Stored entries
☆ ☆ ☆ ☆ ☆ ☆ ☆

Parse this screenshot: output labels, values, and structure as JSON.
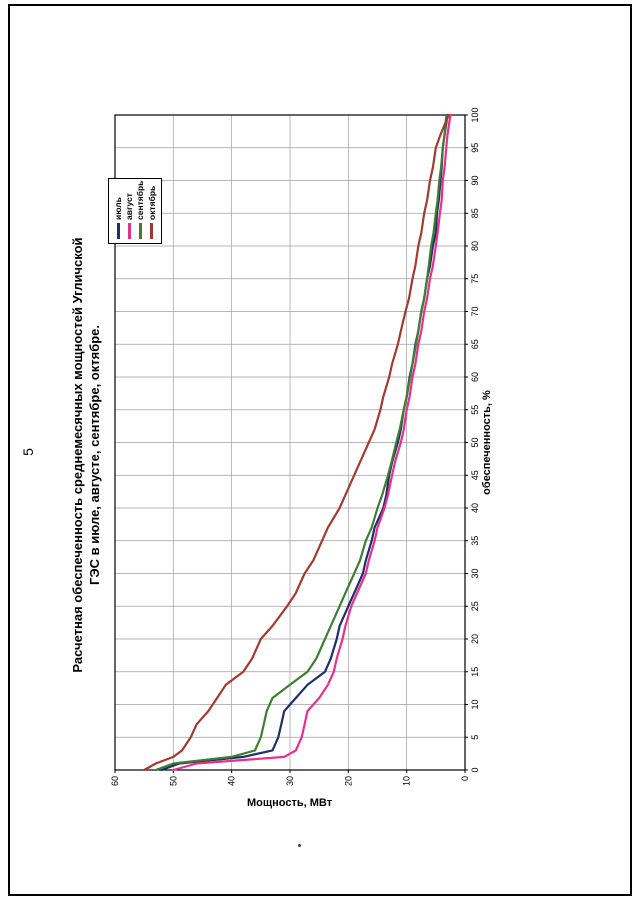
{
  "page": {
    "number": "5"
  },
  "chart_data": {
    "type": "line",
    "title": "Расчетная обеспеченность среднемесячных мощностей Угличской ГЭС в июле, августе, сентябре, октябре.",
    "xlabel": "обеспеченность, %",
    "ylabel": "Мощность, МВт",
    "xlim": [
      0,
      100
    ],
    "ylim": [
      0,
      60
    ],
    "x_ticks_step": 5,
    "y_ticks_step": 10,
    "grid": true,
    "legend_position": "top-right",
    "x": [
      0,
      1,
      2,
      3,
      5,
      7,
      9,
      11,
      13,
      15,
      17,
      20,
      22,
      25,
      27,
      30,
      32,
      35,
      37,
      40,
      42,
      45,
      47,
      50,
      52,
      55,
      57,
      60,
      62,
      65,
      67,
      70,
      72,
      75,
      77,
      80,
      82,
      85,
      87,
      90,
      92,
      95,
      97,
      100
    ],
    "series": [
      {
        "name": "июль",
        "color": "#1c2f6b",
        "values": [
          52,
          49,
          38,
          33,
          32,
          31.5,
          31,
          29,
          27,
          24,
          23,
          22,
          21.5,
          20,
          19,
          17.5,
          17,
          16,
          15.5,
          14,
          13.5,
          13,
          12.5,
          11.5,
          11,
          10.5,
          10,
          9.5,
          9,
          8.5,
          8,
          7.5,
          7,
          6.5,
          6,
          5.5,
          5,
          4.8,
          4.5,
          4.2,
          4,
          3.8,
          3.5,
          3
        ]
      },
      {
        "name": "август",
        "color": "#e8308a",
        "values": [
          50,
          46,
          31,
          29,
          28,
          27.5,
          27,
          25,
          23.5,
          22.5,
          22,
          21,
          20.5,
          19.5,
          18.5,
          17,
          16.5,
          15.5,
          15,
          13.8,
          13.2,
          12.5,
          12,
          11,
          10.5,
          10,
          9.5,
          9,
          8.5,
          8,
          7.5,
          7,
          6.5,
          6,
          5.5,
          5,
          4.7,
          4.3,
          4,
          3.8,
          3.5,
          3.2,
          3,
          2.5
        ]
      },
      {
        "name": "сентябрь",
        "color": "#3f7d33",
        "values": [
          53,
          50,
          40,
          36,
          35,
          34.5,
          34,
          33,
          30,
          27,
          25.5,
          24,
          23,
          21.5,
          20.5,
          19,
          18,
          17,
          16,
          15,
          14.2,
          13.2,
          12.6,
          11.8,
          11.2,
          10.5,
          10,
          9.4,
          9,
          8.4,
          8,
          7.5,
          7,
          6.5,
          6.2,
          5.8,
          5.4,
          5,
          4.7,
          4.4,
          4.1,
          3.8,
          3.5,
          3.2
        ]
      },
      {
        "name": "октябрь",
        "color": "#9f3b32",
        "values": [
          55,
          53,
          50,
          48.5,
          47,
          46,
          44,
          42.5,
          41,
          38,
          36.5,
          35,
          33,
          30.5,
          29,
          27.5,
          26,
          24.5,
          23.5,
          21.5,
          20.5,
          19,
          18,
          16.5,
          15.5,
          14.5,
          14,
          13,
          12.5,
          11.5,
          11,
          10.2,
          9.6,
          9,
          8.5,
          8,
          7.5,
          7,
          6.5,
          6,
          5.5,
          5,
          4.2,
          2.8
        ]
      }
    ]
  }
}
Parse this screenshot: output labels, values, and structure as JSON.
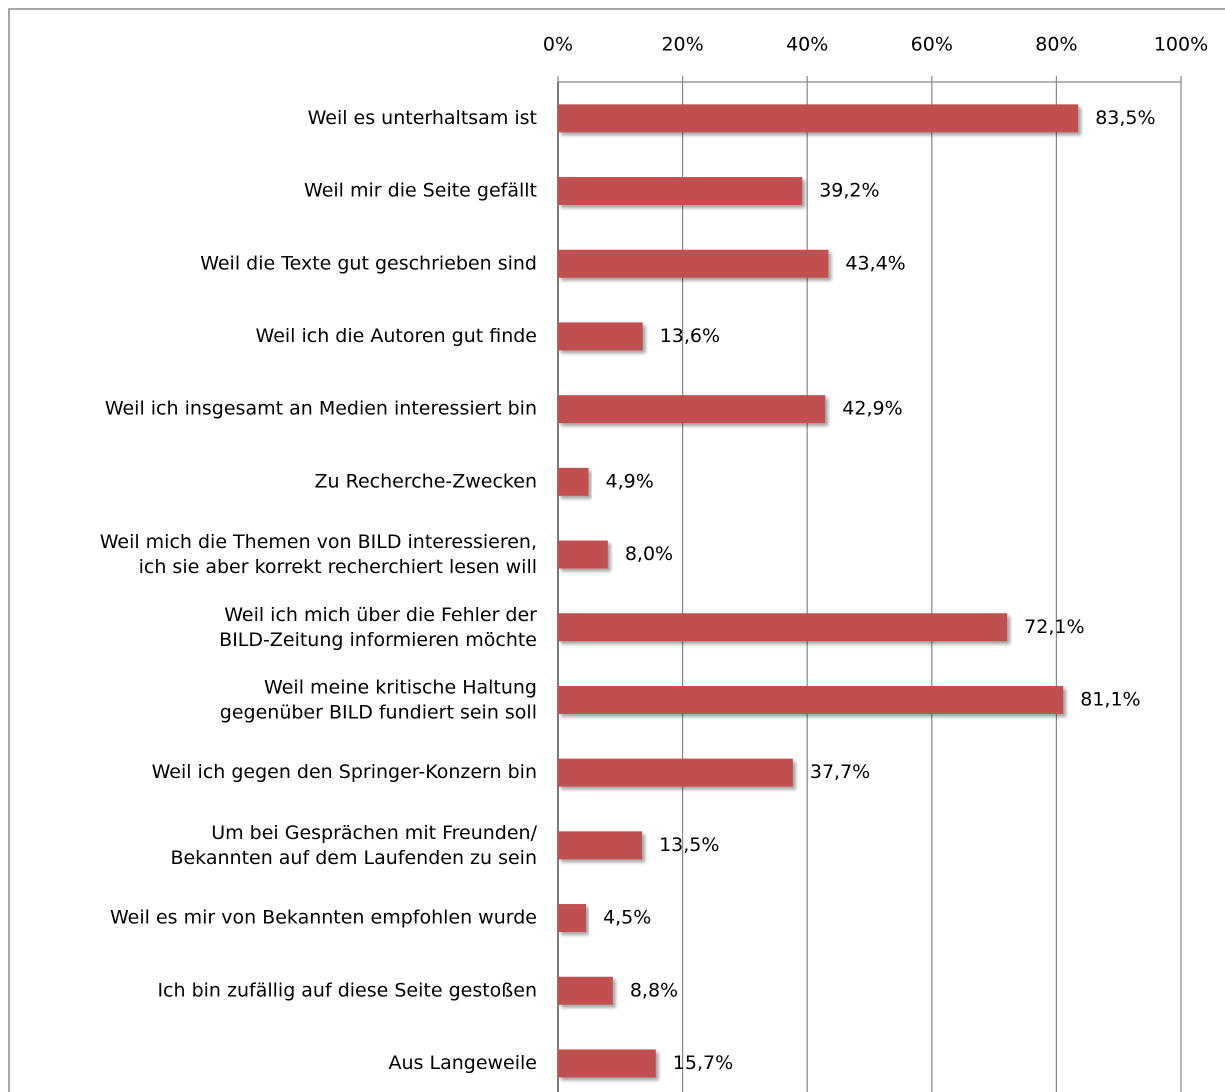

☆ ☆ ☆ ☆ ☆ ☆ ☆

Copy out each line of the entries that holds "name".

**Written reply**
        "name": "июль",
        "name": "август",
        "name": "сентябрь",
        "name": "октябрь",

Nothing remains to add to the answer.